▼

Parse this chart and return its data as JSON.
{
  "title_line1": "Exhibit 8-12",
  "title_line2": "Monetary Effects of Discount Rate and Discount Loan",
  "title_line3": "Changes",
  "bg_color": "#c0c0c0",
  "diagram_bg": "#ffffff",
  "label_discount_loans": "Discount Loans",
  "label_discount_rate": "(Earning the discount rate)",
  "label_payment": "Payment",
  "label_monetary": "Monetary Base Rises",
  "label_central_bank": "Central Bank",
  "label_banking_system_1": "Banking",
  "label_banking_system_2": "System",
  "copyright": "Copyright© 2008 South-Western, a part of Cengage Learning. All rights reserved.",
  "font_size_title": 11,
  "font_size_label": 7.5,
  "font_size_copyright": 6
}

▲
▼

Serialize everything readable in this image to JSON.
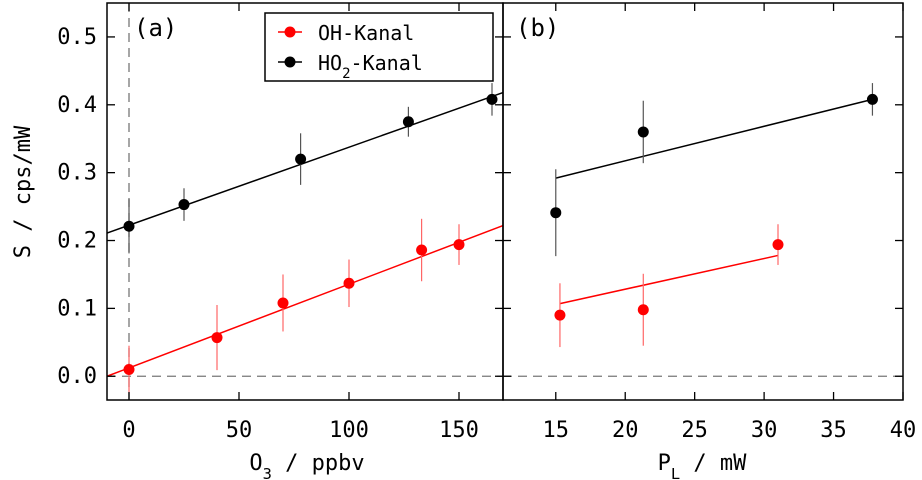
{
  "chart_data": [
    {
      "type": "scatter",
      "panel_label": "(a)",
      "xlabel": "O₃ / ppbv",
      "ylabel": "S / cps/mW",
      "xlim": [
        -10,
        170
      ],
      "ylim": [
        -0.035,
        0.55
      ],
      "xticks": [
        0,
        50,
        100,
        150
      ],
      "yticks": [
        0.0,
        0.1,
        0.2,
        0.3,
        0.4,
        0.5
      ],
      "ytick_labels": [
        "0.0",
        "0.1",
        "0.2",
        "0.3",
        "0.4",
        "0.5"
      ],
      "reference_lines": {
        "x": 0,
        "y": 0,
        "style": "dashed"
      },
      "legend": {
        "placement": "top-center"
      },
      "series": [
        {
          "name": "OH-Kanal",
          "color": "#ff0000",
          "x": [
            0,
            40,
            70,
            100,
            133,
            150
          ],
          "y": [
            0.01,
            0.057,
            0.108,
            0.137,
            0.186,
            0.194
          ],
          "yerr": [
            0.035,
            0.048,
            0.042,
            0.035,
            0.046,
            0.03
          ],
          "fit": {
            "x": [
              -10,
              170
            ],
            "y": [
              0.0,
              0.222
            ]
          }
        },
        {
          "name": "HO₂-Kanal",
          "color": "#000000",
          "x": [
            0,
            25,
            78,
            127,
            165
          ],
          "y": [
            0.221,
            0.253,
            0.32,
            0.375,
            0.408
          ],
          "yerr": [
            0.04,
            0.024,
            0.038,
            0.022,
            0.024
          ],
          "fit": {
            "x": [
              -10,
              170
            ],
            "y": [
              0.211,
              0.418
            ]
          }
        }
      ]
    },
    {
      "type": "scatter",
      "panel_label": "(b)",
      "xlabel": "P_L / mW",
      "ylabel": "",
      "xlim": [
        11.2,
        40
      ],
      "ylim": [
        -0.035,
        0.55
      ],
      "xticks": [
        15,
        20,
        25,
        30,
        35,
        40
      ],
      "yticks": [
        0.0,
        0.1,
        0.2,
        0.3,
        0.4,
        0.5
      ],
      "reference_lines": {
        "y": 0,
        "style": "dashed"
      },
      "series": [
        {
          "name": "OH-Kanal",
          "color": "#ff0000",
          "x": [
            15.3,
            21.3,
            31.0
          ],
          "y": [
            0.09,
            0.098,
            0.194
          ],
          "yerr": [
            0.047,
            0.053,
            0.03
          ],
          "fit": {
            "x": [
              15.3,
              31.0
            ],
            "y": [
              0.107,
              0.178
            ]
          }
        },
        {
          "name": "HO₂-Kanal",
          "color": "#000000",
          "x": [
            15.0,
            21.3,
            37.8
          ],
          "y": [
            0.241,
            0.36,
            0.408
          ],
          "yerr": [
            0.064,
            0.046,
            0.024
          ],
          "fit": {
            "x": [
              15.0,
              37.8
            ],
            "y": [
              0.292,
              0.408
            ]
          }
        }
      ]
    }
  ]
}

▲
▼

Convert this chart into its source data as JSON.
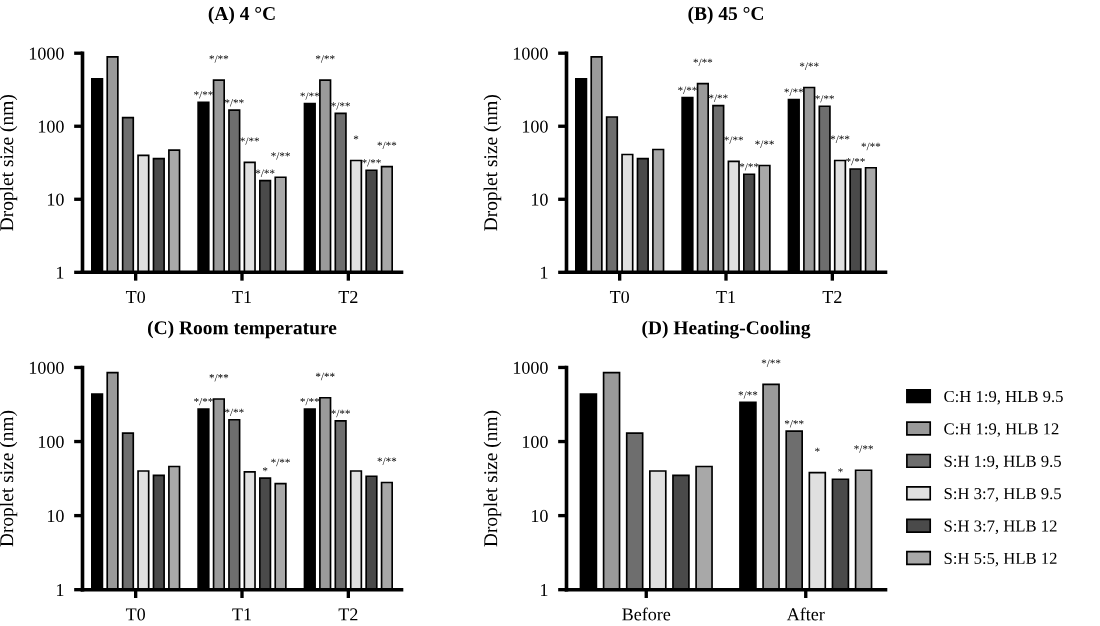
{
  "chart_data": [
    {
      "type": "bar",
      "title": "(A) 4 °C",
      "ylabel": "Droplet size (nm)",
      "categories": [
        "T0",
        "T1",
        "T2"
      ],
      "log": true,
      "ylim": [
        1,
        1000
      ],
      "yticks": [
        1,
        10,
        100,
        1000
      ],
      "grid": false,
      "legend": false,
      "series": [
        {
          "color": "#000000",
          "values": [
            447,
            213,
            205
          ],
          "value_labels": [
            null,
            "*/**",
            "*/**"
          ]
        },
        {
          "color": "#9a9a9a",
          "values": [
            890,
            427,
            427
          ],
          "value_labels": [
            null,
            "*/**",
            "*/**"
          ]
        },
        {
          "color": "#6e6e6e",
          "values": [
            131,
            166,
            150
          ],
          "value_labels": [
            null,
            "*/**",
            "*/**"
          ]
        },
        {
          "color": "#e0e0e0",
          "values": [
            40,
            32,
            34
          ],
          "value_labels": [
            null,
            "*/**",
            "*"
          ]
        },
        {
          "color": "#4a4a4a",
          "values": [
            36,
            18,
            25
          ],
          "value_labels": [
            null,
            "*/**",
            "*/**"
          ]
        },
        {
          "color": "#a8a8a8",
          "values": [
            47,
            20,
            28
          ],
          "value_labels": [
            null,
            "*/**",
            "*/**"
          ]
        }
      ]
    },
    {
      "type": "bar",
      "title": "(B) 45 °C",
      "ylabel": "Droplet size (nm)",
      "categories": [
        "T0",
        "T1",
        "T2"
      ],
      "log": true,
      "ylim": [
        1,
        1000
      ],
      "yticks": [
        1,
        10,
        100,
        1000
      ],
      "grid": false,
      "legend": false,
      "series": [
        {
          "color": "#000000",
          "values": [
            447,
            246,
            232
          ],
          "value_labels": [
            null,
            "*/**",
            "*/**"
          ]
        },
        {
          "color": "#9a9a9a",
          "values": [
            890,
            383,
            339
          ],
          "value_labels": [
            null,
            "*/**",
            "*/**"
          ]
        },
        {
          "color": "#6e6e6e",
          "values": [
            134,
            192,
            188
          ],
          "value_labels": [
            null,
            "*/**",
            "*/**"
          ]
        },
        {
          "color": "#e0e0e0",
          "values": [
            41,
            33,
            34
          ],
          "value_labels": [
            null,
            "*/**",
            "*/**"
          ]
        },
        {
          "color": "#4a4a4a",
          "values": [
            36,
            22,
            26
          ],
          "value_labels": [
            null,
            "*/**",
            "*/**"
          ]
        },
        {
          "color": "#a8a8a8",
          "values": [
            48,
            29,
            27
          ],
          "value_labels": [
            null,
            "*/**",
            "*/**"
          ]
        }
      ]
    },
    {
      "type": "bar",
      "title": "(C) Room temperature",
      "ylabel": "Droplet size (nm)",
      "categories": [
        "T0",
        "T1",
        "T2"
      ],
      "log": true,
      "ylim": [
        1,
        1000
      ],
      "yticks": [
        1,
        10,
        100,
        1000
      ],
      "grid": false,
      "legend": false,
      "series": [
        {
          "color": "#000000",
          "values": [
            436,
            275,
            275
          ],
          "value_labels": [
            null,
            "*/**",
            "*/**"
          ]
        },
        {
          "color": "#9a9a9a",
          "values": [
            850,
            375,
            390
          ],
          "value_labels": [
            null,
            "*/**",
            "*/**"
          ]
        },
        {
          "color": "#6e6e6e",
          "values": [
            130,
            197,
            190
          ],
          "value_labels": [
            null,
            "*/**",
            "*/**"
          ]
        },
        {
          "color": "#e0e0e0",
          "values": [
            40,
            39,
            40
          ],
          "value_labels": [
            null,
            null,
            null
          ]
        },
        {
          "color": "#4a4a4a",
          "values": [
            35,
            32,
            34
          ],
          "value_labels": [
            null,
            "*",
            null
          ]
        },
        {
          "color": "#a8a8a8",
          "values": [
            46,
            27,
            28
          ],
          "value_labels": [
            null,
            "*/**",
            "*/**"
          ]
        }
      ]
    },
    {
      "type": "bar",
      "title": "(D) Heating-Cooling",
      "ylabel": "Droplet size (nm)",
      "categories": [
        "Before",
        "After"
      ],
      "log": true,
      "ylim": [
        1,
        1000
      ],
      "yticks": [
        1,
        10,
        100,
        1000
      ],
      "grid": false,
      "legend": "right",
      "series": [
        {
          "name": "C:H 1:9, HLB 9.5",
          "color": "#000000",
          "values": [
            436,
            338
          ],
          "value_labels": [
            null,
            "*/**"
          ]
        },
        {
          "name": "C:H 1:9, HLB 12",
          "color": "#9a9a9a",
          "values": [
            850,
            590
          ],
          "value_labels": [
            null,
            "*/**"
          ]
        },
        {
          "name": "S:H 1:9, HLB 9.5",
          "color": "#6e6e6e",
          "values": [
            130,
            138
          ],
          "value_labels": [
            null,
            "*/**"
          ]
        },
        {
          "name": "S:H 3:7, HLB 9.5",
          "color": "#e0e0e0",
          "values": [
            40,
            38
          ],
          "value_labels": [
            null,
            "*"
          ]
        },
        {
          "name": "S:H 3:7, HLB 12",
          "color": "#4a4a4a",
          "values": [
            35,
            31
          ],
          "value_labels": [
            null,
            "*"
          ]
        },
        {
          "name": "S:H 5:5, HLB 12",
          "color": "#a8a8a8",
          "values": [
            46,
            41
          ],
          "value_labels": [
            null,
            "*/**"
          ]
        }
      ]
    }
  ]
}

▲

Make a list of all lines in the data that contain "this".

Parse this chart and return its data as JSON.
Serialize everything readable in this image to JSON.
Convert this chart into its source data as JSON.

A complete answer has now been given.